## Start

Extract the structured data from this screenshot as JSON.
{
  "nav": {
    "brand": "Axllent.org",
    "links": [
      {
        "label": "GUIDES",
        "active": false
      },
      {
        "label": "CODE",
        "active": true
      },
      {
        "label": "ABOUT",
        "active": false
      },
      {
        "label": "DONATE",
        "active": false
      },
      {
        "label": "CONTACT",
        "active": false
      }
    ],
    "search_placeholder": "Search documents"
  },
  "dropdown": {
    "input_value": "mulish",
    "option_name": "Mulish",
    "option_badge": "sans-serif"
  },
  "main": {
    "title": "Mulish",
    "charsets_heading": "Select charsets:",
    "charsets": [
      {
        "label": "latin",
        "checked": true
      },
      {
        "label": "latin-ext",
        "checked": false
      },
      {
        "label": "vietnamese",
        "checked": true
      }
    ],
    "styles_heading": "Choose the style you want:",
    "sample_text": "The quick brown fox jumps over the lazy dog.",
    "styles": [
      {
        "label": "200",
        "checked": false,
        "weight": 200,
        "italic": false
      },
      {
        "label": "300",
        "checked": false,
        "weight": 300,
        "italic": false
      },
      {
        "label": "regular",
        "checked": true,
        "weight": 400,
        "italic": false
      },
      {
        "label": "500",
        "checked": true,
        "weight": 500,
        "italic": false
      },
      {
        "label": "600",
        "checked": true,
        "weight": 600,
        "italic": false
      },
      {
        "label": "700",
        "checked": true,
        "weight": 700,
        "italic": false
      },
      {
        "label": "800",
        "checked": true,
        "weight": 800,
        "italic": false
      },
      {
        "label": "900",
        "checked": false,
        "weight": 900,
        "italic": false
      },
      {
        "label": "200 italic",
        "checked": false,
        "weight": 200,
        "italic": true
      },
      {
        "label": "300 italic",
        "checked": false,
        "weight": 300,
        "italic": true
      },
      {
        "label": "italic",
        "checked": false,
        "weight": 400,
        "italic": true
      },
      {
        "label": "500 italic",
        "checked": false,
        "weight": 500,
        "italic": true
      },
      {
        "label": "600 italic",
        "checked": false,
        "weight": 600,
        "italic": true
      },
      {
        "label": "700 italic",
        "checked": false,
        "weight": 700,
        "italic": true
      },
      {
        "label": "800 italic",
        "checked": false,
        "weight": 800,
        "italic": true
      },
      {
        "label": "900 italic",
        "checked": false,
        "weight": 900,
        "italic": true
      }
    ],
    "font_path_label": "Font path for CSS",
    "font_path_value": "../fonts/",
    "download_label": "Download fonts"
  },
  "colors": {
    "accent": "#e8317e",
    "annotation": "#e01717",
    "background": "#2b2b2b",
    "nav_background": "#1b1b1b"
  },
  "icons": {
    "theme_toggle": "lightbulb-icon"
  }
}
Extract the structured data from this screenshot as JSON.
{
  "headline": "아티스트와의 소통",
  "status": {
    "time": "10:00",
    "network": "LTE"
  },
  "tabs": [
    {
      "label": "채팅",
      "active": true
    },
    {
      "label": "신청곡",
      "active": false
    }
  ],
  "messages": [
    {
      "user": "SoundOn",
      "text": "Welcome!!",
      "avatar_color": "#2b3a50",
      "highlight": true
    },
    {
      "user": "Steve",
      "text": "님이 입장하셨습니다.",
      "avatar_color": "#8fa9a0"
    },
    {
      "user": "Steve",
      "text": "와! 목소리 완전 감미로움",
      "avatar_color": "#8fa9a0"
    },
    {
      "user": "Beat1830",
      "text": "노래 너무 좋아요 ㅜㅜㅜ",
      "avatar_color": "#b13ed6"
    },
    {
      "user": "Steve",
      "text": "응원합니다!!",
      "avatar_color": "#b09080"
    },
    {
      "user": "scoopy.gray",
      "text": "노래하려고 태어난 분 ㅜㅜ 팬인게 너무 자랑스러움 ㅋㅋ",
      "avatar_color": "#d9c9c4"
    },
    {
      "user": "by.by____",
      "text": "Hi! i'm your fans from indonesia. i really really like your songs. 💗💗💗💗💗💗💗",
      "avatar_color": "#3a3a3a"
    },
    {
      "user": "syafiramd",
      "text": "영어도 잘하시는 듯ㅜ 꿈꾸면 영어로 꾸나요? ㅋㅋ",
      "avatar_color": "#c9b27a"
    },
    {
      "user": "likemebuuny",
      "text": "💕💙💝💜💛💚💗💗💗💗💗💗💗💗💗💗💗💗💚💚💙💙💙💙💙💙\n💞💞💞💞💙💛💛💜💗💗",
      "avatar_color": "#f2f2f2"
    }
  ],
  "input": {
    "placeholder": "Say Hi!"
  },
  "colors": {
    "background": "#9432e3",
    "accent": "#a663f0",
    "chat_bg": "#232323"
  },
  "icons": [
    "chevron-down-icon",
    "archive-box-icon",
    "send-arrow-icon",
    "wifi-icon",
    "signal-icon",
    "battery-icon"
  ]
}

## End

In the records above, find the lines containing "user" and copy them.

      "user": "SoundOn",
      "user": "Steve",
      "user": "Steve",
      "user": "Beat1830",
      "user": "Steve",
      "user": "scoopy.gray",
      "user": "by.by____",
      "user": "syafiramd",
      "user": "likemebuuny",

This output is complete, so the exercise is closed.